%%

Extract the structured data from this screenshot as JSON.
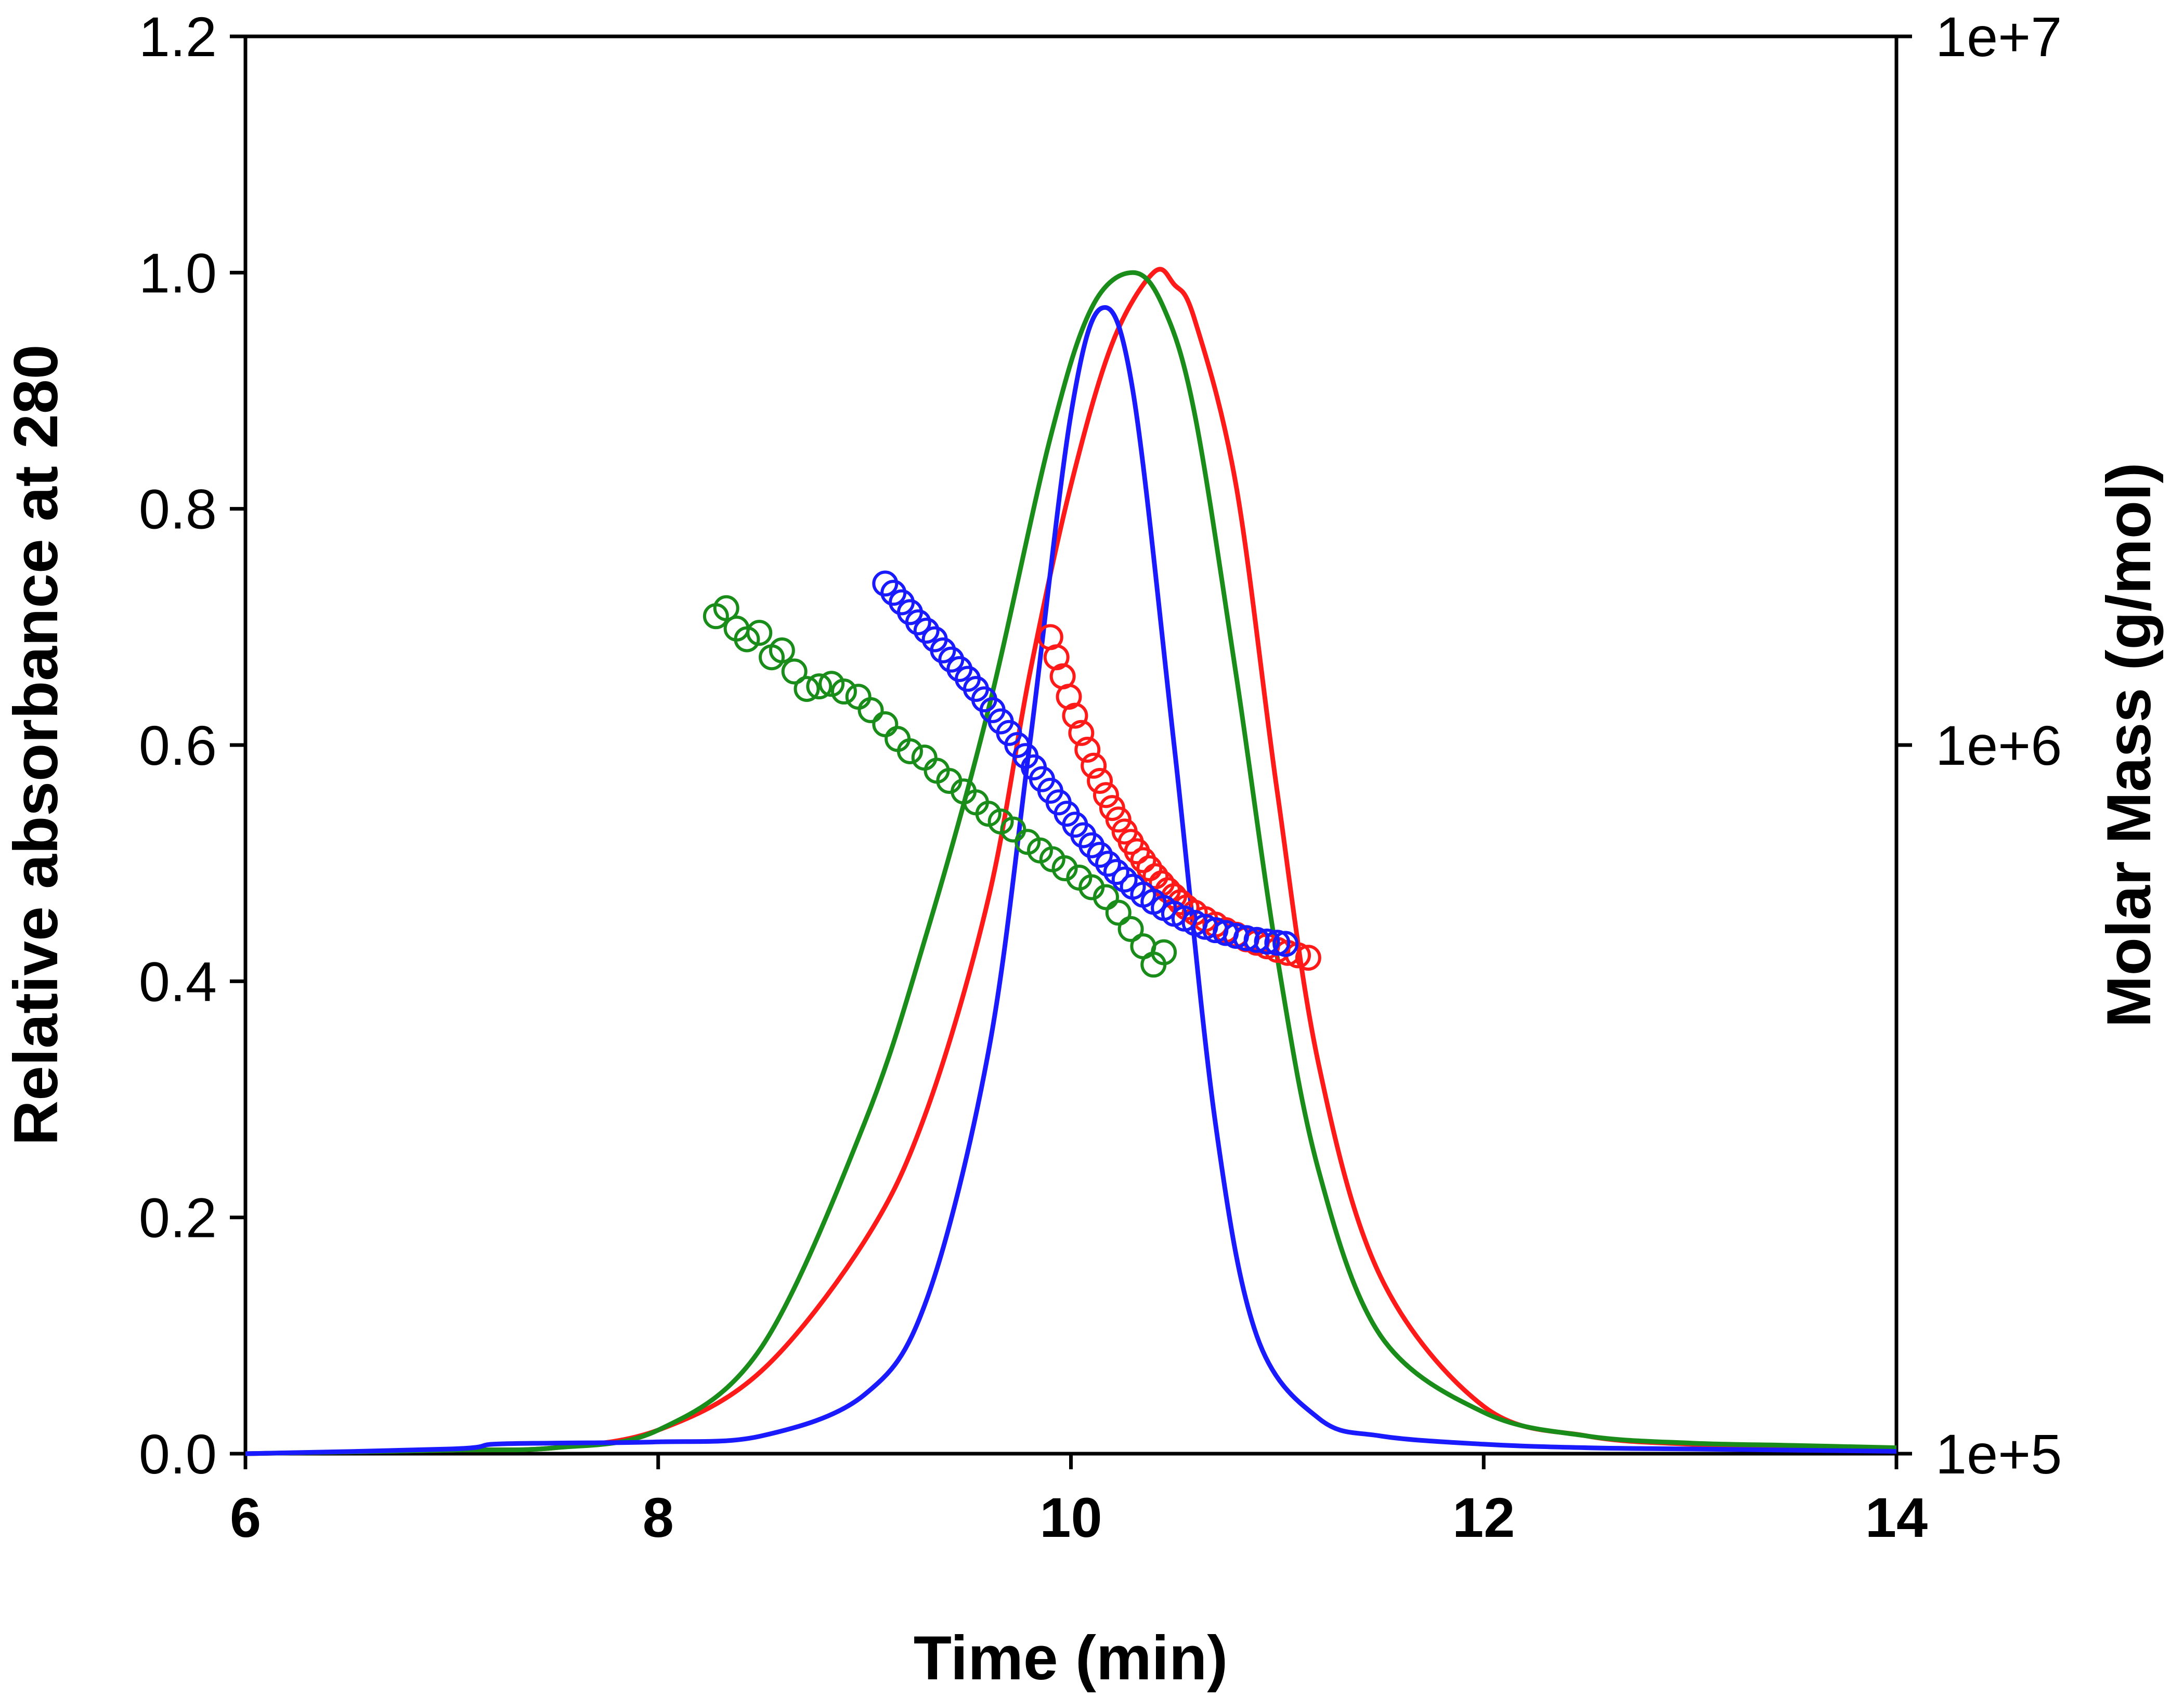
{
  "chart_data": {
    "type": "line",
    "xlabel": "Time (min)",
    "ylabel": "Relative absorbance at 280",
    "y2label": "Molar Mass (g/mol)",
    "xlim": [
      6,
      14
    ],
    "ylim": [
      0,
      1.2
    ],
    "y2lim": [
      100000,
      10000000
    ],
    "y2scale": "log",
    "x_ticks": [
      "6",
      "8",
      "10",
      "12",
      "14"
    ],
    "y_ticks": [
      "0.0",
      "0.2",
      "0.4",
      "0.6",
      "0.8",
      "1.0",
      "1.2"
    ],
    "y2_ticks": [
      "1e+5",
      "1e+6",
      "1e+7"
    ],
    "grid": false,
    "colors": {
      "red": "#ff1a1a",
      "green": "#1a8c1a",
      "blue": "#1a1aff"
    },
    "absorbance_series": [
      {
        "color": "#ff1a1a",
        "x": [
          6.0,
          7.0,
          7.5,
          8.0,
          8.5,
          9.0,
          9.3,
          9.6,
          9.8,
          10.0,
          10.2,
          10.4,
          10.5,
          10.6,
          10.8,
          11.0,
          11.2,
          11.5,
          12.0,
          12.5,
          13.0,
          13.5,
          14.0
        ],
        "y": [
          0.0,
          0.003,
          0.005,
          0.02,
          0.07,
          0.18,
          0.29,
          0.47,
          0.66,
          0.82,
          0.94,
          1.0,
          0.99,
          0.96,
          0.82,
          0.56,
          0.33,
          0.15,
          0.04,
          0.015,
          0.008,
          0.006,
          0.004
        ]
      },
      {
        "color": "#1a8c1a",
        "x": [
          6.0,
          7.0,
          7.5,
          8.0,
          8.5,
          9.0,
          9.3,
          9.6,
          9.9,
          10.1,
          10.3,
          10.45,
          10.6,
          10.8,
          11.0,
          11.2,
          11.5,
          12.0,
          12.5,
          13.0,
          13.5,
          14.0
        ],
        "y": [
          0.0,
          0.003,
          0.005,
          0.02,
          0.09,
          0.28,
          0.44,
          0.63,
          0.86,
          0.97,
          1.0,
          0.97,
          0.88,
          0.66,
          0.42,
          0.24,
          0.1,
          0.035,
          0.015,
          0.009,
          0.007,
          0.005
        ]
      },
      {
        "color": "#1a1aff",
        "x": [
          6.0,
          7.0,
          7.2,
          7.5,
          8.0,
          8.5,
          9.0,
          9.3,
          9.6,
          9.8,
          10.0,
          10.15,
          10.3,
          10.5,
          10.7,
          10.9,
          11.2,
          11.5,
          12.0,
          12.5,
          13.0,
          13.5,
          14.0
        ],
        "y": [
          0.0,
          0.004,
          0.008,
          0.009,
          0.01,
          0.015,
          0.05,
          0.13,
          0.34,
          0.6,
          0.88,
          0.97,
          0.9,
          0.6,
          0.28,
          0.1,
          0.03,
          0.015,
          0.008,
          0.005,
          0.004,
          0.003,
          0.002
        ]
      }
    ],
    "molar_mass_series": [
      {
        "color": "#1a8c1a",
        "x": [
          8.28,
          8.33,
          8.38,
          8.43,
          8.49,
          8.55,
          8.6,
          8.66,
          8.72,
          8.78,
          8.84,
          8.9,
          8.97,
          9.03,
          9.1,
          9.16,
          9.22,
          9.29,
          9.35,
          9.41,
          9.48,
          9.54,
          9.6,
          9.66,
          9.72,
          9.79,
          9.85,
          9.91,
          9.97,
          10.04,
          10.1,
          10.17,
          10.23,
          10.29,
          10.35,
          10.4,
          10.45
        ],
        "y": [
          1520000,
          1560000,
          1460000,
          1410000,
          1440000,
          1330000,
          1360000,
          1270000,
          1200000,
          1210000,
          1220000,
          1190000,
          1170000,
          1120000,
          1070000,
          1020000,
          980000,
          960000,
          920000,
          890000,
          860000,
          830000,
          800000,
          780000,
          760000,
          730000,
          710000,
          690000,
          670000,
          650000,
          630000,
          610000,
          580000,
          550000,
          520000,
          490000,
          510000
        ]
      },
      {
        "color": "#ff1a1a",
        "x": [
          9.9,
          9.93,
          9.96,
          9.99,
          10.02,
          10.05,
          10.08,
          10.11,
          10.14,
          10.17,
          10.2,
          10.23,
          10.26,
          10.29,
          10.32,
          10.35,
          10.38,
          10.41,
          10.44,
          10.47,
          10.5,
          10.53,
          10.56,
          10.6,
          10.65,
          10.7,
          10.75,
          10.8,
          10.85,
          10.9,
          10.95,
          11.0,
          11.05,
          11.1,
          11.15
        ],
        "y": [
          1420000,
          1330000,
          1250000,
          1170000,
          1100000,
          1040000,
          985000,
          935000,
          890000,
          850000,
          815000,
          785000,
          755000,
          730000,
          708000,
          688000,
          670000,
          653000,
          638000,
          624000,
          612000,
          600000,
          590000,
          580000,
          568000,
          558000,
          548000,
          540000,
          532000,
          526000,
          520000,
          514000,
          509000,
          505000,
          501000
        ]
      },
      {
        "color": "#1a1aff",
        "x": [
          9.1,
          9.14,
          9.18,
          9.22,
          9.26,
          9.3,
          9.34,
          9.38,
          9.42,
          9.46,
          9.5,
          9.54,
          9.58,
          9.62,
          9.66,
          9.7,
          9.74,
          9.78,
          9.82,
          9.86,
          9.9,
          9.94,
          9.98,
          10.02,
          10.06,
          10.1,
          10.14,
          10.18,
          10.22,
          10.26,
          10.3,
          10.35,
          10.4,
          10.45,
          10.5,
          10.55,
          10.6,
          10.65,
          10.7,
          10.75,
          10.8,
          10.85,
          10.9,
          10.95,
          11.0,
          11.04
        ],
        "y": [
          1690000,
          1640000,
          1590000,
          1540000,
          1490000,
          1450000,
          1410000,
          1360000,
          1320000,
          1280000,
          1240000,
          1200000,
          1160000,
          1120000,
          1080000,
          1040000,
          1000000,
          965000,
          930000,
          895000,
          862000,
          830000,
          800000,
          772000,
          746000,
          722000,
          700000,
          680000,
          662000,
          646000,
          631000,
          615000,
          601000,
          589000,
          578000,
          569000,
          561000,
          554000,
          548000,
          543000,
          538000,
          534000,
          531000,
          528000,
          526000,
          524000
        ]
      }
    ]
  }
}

%%

Set the pictures aside and transcribe the data above exactly.

Full solution:
Extract the structured data from this screenshot as JSON.
{
  "chart_data": {
    "type": "line",
    "xlabel": "Time (min)",
    "ylabel": "Relative absorbance at 280",
    "y2label": "Molar Mass (g/mol)",
    "xlim": [
      6,
      14
    ],
    "ylim": [
      0,
      1.2
    ],
    "y2lim": [
      100000,
      10000000
    ],
    "y2scale": "log",
    "x_ticks": [
      "6",
      "8",
      "10",
      "12",
      "14"
    ],
    "y_ticks": [
      "0.0",
      "0.2",
      "0.4",
      "0.6",
      "0.8",
      "1.0",
      "1.2"
    ],
    "y2_ticks": [
      "1e+5",
      "1e+6",
      "1e+7"
    ],
    "grid": false,
    "colors": {
      "red": "#ff1a1a",
      "green": "#1a8c1a",
      "blue": "#1a1aff"
    },
    "absorbance_series": [
      {
        "color": "#ff1a1a",
        "x": [
          6.0,
          7.0,
          7.5,
          8.0,
          8.5,
          9.0,
          9.3,
          9.6,
          9.8,
          10.0,
          10.2,
          10.4,
          10.5,
          10.6,
          10.8,
          11.0,
          11.2,
          11.5,
          12.0,
          12.5,
          13.0,
          13.5,
          14.0
        ],
        "y": [
          0.0,
          0.003,
          0.005,
          0.02,
          0.07,
          0.18,
          0.29,
          0.47,
          0.66,
          0.82,
          0.94,
          1.0,
          0.99,
          0.96,
          0.82,
          0.56,
          0.33,
          0.15,
          0.04,
          0.015,
          0.008,
          0.006,
          0.004
        ]
      },
      {
        "color": "#1a8c1a",
        "x": [
          6.0,
          7.0,
          7.5,
          8.0,
          8.5,
          9.0,
          9.3,
          9.6,
          9.9,
          10.1,
          10.3,
          10.45,
          10.6,
          10.8,
          11.0,
          11.2,
          11.5,
          12.0,
          12.5,
          13.0,
          13.5,
          14.0
        ],
        "y": [
          0.0,
          0.003,
          0.005,
          0.02,
          0.09,
          0.28,
          0.44,
          0.63,
          0.86,
          0.97,
          1.0,
          0.97,
          0.88,
          0.66,
          0.42,
          0.24,
          0.1,
          0.035,
          0.015,
          0.009,
          0.007,
          0.005
        ]
      },
      {
        "color": "#1a1aff",
        "x": [
          6.0,
          7.0,
          7.2,
          7.5,
          8.0,
          8.5,
          9.0,
          9.3,
          9.6,
          9.8,
          10.0,
          10.15,
          10.3,
          10.5,
          10.7,
          10.9,
          11.2,
          11.5,
          12.0,
          12.5,
          13.0,
          13.5,
          14.0
        ],
        "y": [
          0.0,
          0.004,
          0.008,
          0.009,
          0.01,
          0.015,
          0.05,
          0.13,
          0.34,
          0.6,
          0.88,
          0.97,
          0.9,
          0.6,
          0.28,
          0.1,
          0.03,
          0.015,
          0.008,
          0.005,
          0.004,
          0.003,
          0.002
        ]
      }
    ],
    "molar_mass_series": [
      {
        "color": "#1a8c1a",
        "x": [
          8.28,
          8.33,
          8.38,
          8.43,
          8.49,
          8.55,
          8.6,
          8.66,
          8.72,
          8.78,
          8.84,
          8.9,
          8.97,
          9.03,
          9.1,
          9.16,
          9.22,
          9.29,
          9.35,
          9.41,
          9.48,
          9.54,
          9.6,
          9.66,
          9.72,
          9.79,
          9.85,
          9.91,
          9.97,
          10.04,
          10.1,
          10.17,
          10.23,
          10.29,
          10.35,
          10.4,
          10.45
        ],
        "y": [
          1520000,
          1560000,
          1460000,
          1410000,
          1440000,
          1330000,
          1360000,
          1270000,
          1200000,
          1210000,
          1220000,
          1190000,
          1170000,
          1120000,
          1070000,
          1020000,
          980000,
          960000,
          920000,
          890000,
          860000,
          830000,
          800000,
          780000,
          760000,
          730000,
          710000,
          690000,
          670000,
          650000,
          630000,
          610000,
          580000,
          550000,
          520000,
          490000,
          510000
        ]
      },
      {
        "color": "#ff1a1a",
        "x": [
          9.9,
          9.93,
          9.96,
          9.99,
          10.02,
          10.05,
          10.08,
          10.11,
          10.14,
          10.17,
          10.2,
          10.23,
          10.26,
          10.29,
          10.32,
          10.35,
          10.38,
          10.41,
          10.44,
          10.47,
          10.5,
          10.53,
          10.56,
          10.6,
          10.65,
          10.7,
          10.75,
          10.8,
          10.85,
          10.9,
          10.95,
          11.0,
          11.05,
          11.1,
          11.15
        ],
        "y": [
          1420000,
          1330000,
          1250000,
          1170000,
          1100000,
          1040000,
          985000,
          935000,
          890000,
          850000,
          815000,
          785000,
          755000,
          730000,
          708000,
          688000,
          670000,
          653000,
          638000,
          624000,
          612000,
          600000,
          590000,
          580000,
          568000,
          558000,
          548000,
          540000,
          532000,
          526000,
          520000,
          514000,
          509000,
          505000,
          501000
        ]
      },
      {
        "color": "#1a1aff",
        "x": [
          9.1,
          9.14,
          9.18,
          9.22,
          9.26,
          9.3,
          9.34,
          9.38,
          9.42,
          9.46,
          9.5,
          9.54,
          9.58,
          9.62,
          9.66,
          9.7,
          9.74,
          9.78,
          9.82,
          9.86,
          9.9,
          9.94,
          9.98,
          10.02,
          10.06,
          10.1,
          10.14,
          10.18,
          10.22,
          10.26,
          10.3,
          10.35,
          10.4,
          10.45,
          10.5,
          10.55,
          10.6,
          10.65,
          10.7,
          10.75,
          10.8,
          10.85,
          10.9,
          10.95,
          11.0,
          11.04
        ],
        "y": [
          1690000,
          1640000,
          1590000,
          1540000,
          1490000,
          1450000,
          1410000,
          1360000,
          1320000,
          1280000,
          1240000,
          1200000,
          1160000,
          1120000,
          1080000,
          1040000,
          1000000,
          965000,
          930000,
          895000,
          862000,
          830000,
          800000,
          772000,
          746000,
          722000,
          700000,
          680000,
          662000,
          646000,
          631000,
          615000,
          601000,
          589000,
          578000,
          569000,
          561000,
          554000,
          548000,
          543000,
          538000,
          534000,
          531000,
          528000,
          526000,
          524000
        ]
      }
    ]
  }
}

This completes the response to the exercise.